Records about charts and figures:
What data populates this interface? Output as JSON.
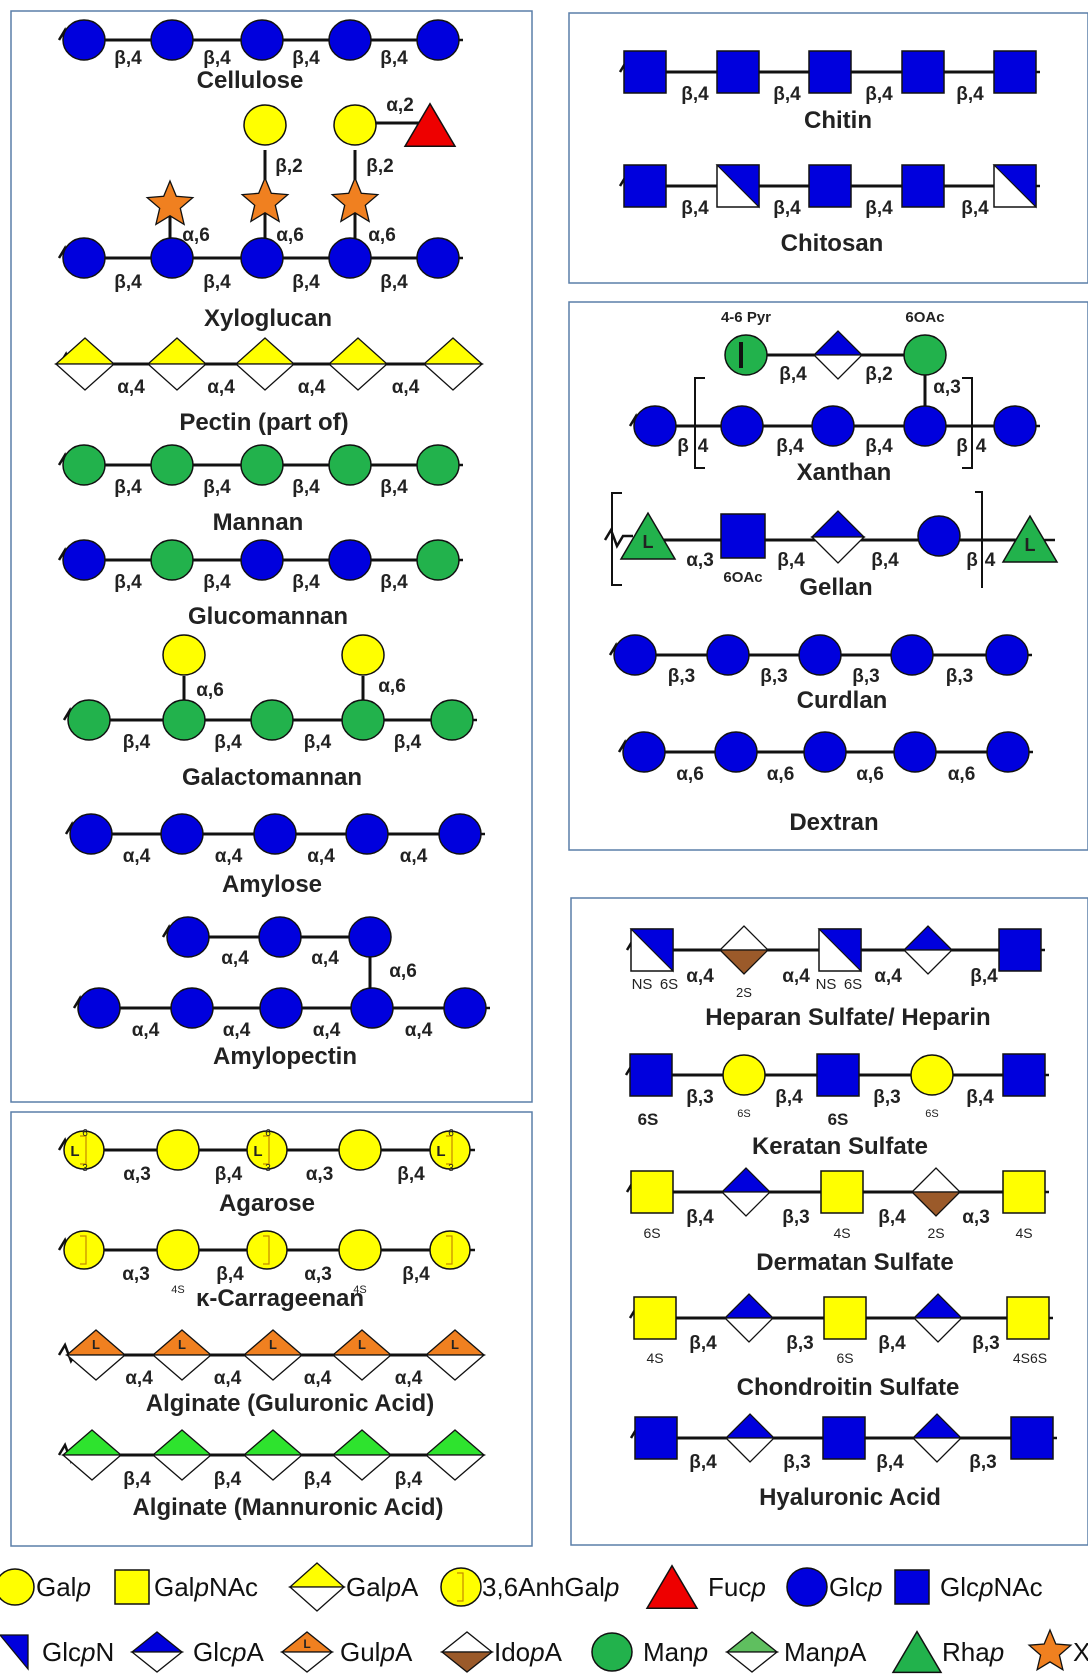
{
  "colors": {
    "blue": "#0000dd",
    "yellow": "#ffff00",
    "green": "#22b24c",
    "light_green": "#2ee32e",
    "orange": "#f08020",
    "red": "#ee0000",
    "brown": "#9b5a2a",
    "panel_border": "#5a7fa8",
    "line": "#111111"
  },
  "panels": {
    "cellulose": {
      "name": "Cellulose",
      "links": [
        "β,4",
        "β,4",
        "β,4",
        "β,4"
      ]
    },
    "xyloglucan": {
      "name": "Xyloglucan",
      "links": [
        "β,4",
        "β,4",
        "β,4",
        "β,4"
      ],
      "branch_links": [
        "α,6",
        "α,6",
        "α,6"
      ],
      "gal_links": [
        "β,2",
        "β,2"
      ],
      "fuc_link": "α,2"
    },
    "pectin": {
      "name": "Pectin (part of)",
      "links": [
        "α,4",
        "α,4",
        "α,4",
        "α,4"
      ]
    },
    "mannan": {
      "name": "Mannan",
      "links": [
        "β,4",
        "β,4",
        "β,4",
        "β,4"
      ]
    },
    "glucomannan": {
      "name": "Glucomannan",
      "links": [
        "β,4",
        "β,4",
        "β,4",
        "β,4"
      ]
    },
    "galactomannan": {
      "name": "Galactomannan",
      "links": [
        "β,4",
        "β,4",
        "β,4",
        "β,4"
      ],
      "branch_links": [
        "α,6",
        "α,6"
      ]
    },
    "amylose": {
      "name": "Amylose",
      "links": [
        "α,4",
        "α,4",
        "α,4",
        "α,4"
      ]
    },
    "amylopectin": {
      "name": "Amylopectin",
      "top_links": [
        "α,4",
        "α,4"
      ],
      "branch_link": "α,6",
      "links": [
        "α,4",
        "α,4",
        "α,4",
        "α,4"
      ]
    },
    "agarose": {
      "name": "Agarose",
      "links": [
        "α,3",
        "β,4",
        "α,3",
        "β,4"
      ],
      "anh_label": "L",
      "anh_six": "6",
      "anh_three": "3"
    },
    "carrageenan": {
      "name": "κ-Carrageenan",
      "links": [
        "α,3",
        "β,4",
        "α,3",
        "β,4"
      ],
      "sulfate": [
        "4S",
        "4S"
      ]
    },
    "alginate_g": {
      "name": "Alginate (Guluronic Acid)",
      "links": [
        "α,4",
        "α,4",
        "α,4",
        "α,4"
      ],
      "glyph": "L"
    },
    "alginate_m": {
      "name": "Alginate (Mannuronic Acid)",
      "links": [
        "β,4",
        "β,4",
        "β,4",
        "β,4"
      ]
    },
    "chitin": {
      "name": "Chitin",
      "links": [
        "β,4",
        "β,4",
        "β,4",
        "β,4"
      ]
    },
    "chitosan": {
      "name": "Chitosan",
      "links": [
        "β,4",
        "β,4",
        "β,4",
        "β,4"
      ]
    },
    "xanthan": {
      "name": "Xanthan",
      "pyr_label": "4-6 Pyr",
      "oac_label": "6OAc",
      "side_links": [
        "β,4",
        "β,2"
      ],
      "branch_link": "α,3",
      "links": [
        "β",
        "4",
        "β,4",
        "β,4",
        "β",
        "4"
      ]
    },
    "gellan": {
      "name": "Gellan",
      "rha_glyph": "L",
      "links": [
        "α,3",
        "β,4",
        "β,4",
        "β",
        "4"
      ],
      "oac_label": "6OAc"
    },
    "curdlan": {
      "name": "Curdlan",
      "links": [
        "β,3",
        "β,3",
        "β,3",
        "β,3"
      ]
    },
    "dextran": {
      "name": "Dextran",
      "links": [
        "α,6",
        "α,6",
        "α,6",
        "α,6"
      ]
    },
    "heparan": {
      "name": "Heparan Sulfate/ Heparin",
      "links": [
        "α,4",
        "α,4",
        "α,4",
        "β,4"
      ],
      "mods": [
        "NS",
        "6S",
        "2S",
        "NS",
        "6S"
      ]
    },
    "keratan": {
      "name": "Keratan Sulfate",
      "links": [
        "β,3",
        "β,4",
        "β,3",
        "β,4"
      ],
      "mods": [
        "6S",
        "6S",
        "6S",
        "6S"
      ]
    },
    "dermatan": {
      "name": "Dermatan Sulfate",
      "links": [
        "β,4",
        "β,3",
        "β,4",
        "α,3"
      ],
      "mods": [
        "6S",
        "4S",
        "2S",
        "4S"
      ]
    },
    "chondroitin": {
      "name": "Chondroitin Sulfate",
      "links": [
        "β,4",
        "β,3",
        "β,4",
        "β,3"
      ],
      "mods": [
        "4S",
        "6S",
        "4S6S"
      ]
    },
    "hyaluronic": {
      "name": "Hyaluronic Acid",
      "links": [
        "β,4",
        "β,3",
        "β,4",
        "β,3"
      ]
    }
  },
  "legend": {
    "row1": [
      {
        "text": "Gal",
        "italic": "p",
        "post": ""
      },
      {
        "text": "Gal",
        "italic": "p",
        "post": "NAc"
      },
      {
        "text": "Gal",
        "italic": "p",
        "post": "A"
      },
      {
        "text": "3,6AnhGal",
        "italic": "p",
        "post": ""
      },
      {
        "text": "Fuc",
        "italic": "p",
        "post": ""
      },
      {
        "text": "Glc",
        "italic": "p",
        "post": ""
      },
      {
        "text": "Glc",
        "italic": "p",
        "post": "NAc"
      }
    ],
    "row2": [
      {
        "text": "Glc",
        "italic": "p",
        "post": "N"
      },
      {
        "text": "Glc",
        "italic": "p",
        "post": "A"
      },
      {
        "text": "Gul",
        "italic": "p",
        "post": "A"
      },
      {
        "text": "Ido",
        "italic": "p",
        "post": "A"
      },
      {
        "text": "Man",
        "italic": "p",
        "post": ""
      },
      {
        "text": "Man",
        "italic": "p",
        "post": "A"
      },
      {
        "text": "Rha",
        "italic": "p",
        "post": ""
      },
      {
        "text": "X",
        "italic": "",
        "post": ""
      }
    ]
  }
}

• [Work instructions]:
Restate the records above in full, word for word. Keep pictures out.

• [Completed exercise]:
What data populates this interface? Output as JSON.
{
  "colors": {
    "blue": "#0000dd",
    "yellow": "#ffff00",
    "green": "#22b24c",
    "light_green": "#2ee32e",
    "orange": "#f08020",
    "red": "#ee0000",
    "brown": "#9b5a2a",
    "panel_border": "#5a7fa8",
    "line": "#111111"
  },
  "panels": {
    "cellulose": {
      "name": "Cellulose",
      "links": [
        "β,4",
        "β,4",
        "β,4",
        "β,4"
      ]
    },
    "xyloglucan": {
      "name": "Xyloglucan",
      "links": [
        "β,4",
        "β,4",
        "β,4",
        "β,4"
      ],
      "branch_links": [
        "α,6",
        "α,6",
        "α,6"
      ],
      "gal_links": [
        "β,2",
        "β,2"
      ],
      "fuc_link": "α,2"
    },
    "pectin": {
      "name": "Pectin (part of)",
      "links": [
        "α,4",
        "α,4",
        "α,4",
        "α,4"
      ]
    },
    "mannan": {
      "name": "Mannan",
      "links": [
        "β,4",
        "β,4",
        "β,4",
        "β,4"
      ]
    },
    "glucomannan": {
      "name": "Glucomannan",
      "links": [
        "β,4",
        "β,4",
        "β,4",
        "β,4"
      ]
    },
    "galactomannan": {
      "name": "Galactomannan",
      "links": [
        "β,4",
        "β,4",
        "β,4",
        "β,4"
      ],
      "branch_links": [
        "α,6",
        "α,6"
      ]
    },
    "amylose": {
      "name": "Amylose",
      "links": [
        "α,4",
        "α,4",
        "α,4",
        "α,4"
      ]
    },
    "amylopectin": {
      "name": "Amylopectin",
      "top_links": [
        "α,4",
        "α,4"
      ],
      "branch_link": "α,6",
      "links": [
        "α,4",
        "α,4",
        "α,4",
        "α,4"
      ]
    },
    "agarose": {
      "name": "Agarose",
      "links": [
        "α,3",
        "β,4",
        "α,3",
        "β,4"
      ],
      "anh_label": "L",
      "anh_six": "6",
      "anh_three": "3"
    },
    "carrageenan": {
      "name": "κ-Carrageenan",
      "links": [
        "α,3",
        "β,4",
        "α,3",
        "β,4"
      ],
      "sulfate": [
        "4S",
        "4S"
      ]
    },
    "alginate_g": {
      "name": "Alginate (Guluronic Acid)",
      "links": [
        "α,4",
        "α,4",
        "α,4",
        "α,4"
      ],
      "glyph": "L"
    },
    "alginate_m": {
      "name": "Alginate (Mannuronic Acid)",
      "links": [
        "β,4",
        "β,4",
        "β,4",
        "β,4"
      ]
    },
    "chitin": {
      "name": "Chitin",
      "links": [
        "β,4",
        "β,4",
        "β,4",
        "β,4"
      ]
    },
    "chitosan": {
      "name": "Chitosan",
      "links": [
        "β,4",
        "β,4",
        "β,4",
        "β,4"
      ]
    },
    "xanthan": {
      "name": "Xanthan",
      "pyr_label": "4-6 Pyr",
      "oac_label": "6OAc",
      "side_links": [
        "β,4",
        "β,2"
      ],
      "branch_link": "α,3",
      "links": [
        "β",
        "4",
        "β,4",
        "β,4",
        "β",
        "4"
      ]
    },
    "gellan": {
      "name": "Gellan",
      "rha_glyph": "L",
      "links": [
        "α,3",
        "β,4",
        "β,4",
        "β",
        "4"
      ],
      "oac_label": "6OAc"
    },
    "curdlan": {
      "name": "Curdlan",
      "links": [
        "β,3",
        "β,3",
        "β,3",
        "β,3"
      ]
    },
    "dextran": {
      "name": "Dextran",
      "links": [
        "α,6",
        "α,6",
        "α,6",
        "α,6"
      ]
    },
    "heparan": {
      "name": "Heparan Sulfate/ Heparin",
      "links": [
        "α,4",
        "α,4",
        "α,4",
        "β,4"
      ],
      "mods": [
        "NS",
        "6S",
        "2S",
        "NS",
        "6S"
      ]
    },
    "keratan": {
      "name": "Keratan Sulfate",
      "links": [
        "β,3",
        "β,4",
        "β,3",
        "β,4"
      ],
      "mods": [
        "6S",
        "6S",
        "6S",
        "6S"
      ]
    },
    "dermatan": {
      "name": "Dermatan Sulfate",
      "links": [
        "β,4",
        "β,3",
        "β,4",
        "α,3"
      ],
      "mods": [
        "6S",
        "4S",
        "2S",
        "4S"
      ]
    },
    "chondroitin": {
      "name": "Chondroitin Sulfate",
      "links": [
        "β,4",
        "β,3",
        "β,4",
        "β,3"
      ],
      "mods": [
        "4S",
        "6S",
        "4S6S"
      ]
    },
    "hyaluronic": {
      "name": "Hyaluronic Acid",
      "links": [
        "β,4",
        "β,3",
        "β,4",
        "β,3"
      ]
    }
  },
  "legend": {
    "row1": [
      {
        "text": "Gal",
        "italic": "p",
        "post": ""
      },
      {
        "text": "Gal",
        "italic": "p",
        "post": "NAc"
      },
      {
        "text": "Gal",
        "italic": "p",
        "post": "A"
      },
      {
        "text": "3,6AnhGal",
        "italic": "p",
        "post": ""
      },
      {
        "text": "Fuc",
        "italic": "p",
        "post": ""
      },
      {
        "text": "Glc",
        "italic": "p",
        "post": ""
      },
      {
        "text": "Glc",
        "italic": "p",
        "post": "NAc"
      }
    ],
    "row2": [
      {
        "text": "Glc",
        "italic": "p",
        "post": "N"
      },
      {
        "text": "Glc",
        "italic": "p",
        "post": "A"
      },
      {
        "text": "Gul",
        "italic": "p",
        "post": "A"
      },
      {
        "text": "Ido",
        "italic": "p",
        "post": "A"
      },
      {
        "text": "Man",
        "italic": "p",
        "post": ""
      },
      {
        "text": "Man",
        "italic": "p",
        "post": "A"
      },
      {
        "text": "Rha",
        "italic": "p",
        "post": ""
      },
      {
        "text": "X",
        "italic": "",
        "post": ""
      }
    ]
  }
}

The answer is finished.